-- begin Provided data --
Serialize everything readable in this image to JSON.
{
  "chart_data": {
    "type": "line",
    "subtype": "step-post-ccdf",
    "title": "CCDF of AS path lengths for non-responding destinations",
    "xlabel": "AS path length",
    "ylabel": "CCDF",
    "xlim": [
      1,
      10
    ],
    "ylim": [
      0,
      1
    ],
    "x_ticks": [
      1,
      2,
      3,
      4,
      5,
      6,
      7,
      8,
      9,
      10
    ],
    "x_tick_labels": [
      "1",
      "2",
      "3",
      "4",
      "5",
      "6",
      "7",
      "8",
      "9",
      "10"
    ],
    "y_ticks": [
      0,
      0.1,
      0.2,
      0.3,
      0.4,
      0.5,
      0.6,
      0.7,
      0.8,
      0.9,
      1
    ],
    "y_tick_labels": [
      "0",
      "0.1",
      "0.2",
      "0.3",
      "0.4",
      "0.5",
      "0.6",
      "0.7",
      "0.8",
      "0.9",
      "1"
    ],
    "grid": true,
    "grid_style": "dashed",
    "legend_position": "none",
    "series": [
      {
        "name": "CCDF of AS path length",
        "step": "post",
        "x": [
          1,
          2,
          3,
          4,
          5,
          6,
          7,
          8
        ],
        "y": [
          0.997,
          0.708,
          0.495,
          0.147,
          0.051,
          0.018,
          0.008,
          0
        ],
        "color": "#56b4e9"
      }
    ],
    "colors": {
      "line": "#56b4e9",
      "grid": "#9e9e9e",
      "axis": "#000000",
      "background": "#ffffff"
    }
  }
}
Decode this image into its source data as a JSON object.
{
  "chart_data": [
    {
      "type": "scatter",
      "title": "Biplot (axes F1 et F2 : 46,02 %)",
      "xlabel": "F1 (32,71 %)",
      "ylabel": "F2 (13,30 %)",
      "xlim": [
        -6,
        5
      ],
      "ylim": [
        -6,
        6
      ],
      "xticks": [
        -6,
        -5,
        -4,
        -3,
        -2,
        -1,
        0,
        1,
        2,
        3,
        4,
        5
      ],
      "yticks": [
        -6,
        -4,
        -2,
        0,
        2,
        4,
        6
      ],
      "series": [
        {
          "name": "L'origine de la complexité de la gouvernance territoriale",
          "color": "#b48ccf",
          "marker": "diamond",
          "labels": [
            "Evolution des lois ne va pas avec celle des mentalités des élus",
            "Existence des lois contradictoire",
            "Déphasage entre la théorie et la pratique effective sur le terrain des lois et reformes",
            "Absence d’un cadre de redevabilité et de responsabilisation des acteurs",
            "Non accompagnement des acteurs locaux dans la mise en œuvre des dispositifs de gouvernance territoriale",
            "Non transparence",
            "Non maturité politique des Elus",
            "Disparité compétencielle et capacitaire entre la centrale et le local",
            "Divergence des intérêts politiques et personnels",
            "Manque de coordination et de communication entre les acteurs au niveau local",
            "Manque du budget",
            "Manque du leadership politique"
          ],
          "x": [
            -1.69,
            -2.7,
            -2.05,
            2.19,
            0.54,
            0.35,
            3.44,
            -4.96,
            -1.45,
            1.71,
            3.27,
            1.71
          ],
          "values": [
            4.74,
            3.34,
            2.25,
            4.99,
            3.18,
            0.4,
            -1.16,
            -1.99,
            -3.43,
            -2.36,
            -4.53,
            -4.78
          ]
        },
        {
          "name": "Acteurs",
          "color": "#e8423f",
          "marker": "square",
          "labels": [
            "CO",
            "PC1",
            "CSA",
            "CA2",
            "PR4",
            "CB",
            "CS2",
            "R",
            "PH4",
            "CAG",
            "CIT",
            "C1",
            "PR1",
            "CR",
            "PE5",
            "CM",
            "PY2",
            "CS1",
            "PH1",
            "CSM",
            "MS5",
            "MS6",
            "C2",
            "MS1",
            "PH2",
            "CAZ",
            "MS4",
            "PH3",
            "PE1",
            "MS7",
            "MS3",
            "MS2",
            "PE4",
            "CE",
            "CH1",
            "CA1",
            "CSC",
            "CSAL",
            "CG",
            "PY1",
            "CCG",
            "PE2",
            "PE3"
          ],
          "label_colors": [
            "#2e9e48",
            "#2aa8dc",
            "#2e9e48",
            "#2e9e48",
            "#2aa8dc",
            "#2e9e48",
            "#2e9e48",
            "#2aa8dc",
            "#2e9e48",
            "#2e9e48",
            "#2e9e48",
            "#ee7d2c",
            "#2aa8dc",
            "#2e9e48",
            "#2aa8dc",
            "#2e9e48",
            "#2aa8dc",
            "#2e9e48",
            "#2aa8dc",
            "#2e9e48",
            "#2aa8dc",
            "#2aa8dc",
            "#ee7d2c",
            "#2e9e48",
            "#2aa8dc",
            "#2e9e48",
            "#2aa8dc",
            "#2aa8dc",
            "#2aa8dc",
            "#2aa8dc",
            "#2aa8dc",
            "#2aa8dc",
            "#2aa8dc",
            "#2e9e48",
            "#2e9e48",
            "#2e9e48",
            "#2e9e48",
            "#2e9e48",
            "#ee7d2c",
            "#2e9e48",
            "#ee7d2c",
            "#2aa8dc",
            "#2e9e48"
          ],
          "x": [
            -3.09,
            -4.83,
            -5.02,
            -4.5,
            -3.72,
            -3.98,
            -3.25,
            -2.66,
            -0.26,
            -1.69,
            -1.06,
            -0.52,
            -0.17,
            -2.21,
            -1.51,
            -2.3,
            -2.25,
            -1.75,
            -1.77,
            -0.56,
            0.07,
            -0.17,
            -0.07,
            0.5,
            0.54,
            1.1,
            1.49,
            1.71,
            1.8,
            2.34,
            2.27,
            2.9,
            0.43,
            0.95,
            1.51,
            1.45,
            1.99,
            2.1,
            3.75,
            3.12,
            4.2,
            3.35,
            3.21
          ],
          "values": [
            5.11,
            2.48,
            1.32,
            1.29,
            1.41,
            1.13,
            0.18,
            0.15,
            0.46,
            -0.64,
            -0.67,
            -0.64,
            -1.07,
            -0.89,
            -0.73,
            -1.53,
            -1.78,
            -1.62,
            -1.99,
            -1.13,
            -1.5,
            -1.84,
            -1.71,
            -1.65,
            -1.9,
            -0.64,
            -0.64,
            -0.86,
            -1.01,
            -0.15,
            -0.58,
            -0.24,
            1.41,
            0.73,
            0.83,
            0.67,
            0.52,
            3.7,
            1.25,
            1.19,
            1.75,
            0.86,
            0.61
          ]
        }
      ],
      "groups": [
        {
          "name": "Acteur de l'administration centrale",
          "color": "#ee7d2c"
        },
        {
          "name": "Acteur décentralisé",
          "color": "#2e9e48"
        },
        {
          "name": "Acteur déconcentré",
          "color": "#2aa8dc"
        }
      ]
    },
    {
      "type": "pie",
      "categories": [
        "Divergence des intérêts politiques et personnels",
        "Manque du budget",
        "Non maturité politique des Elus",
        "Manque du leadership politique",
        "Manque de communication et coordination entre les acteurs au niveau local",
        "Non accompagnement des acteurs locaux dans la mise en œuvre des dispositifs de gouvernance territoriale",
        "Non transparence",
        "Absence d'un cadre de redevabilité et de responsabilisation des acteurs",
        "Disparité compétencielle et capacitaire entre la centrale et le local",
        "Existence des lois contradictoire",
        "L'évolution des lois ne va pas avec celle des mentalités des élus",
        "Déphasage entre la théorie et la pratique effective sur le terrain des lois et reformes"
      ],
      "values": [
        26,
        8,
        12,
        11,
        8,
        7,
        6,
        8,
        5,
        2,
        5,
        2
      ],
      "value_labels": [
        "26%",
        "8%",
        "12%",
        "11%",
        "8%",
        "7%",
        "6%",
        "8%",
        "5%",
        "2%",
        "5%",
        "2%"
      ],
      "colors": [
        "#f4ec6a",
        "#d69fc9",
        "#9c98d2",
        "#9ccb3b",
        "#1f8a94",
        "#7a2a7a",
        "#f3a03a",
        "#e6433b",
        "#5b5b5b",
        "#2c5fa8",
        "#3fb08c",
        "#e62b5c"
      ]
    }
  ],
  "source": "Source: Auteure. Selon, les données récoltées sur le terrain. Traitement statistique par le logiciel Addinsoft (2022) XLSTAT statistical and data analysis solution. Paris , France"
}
-- end Provided data --
### Given request
Tally the lines in the listing that hold "leadership" and report the number alone.

### Full response
2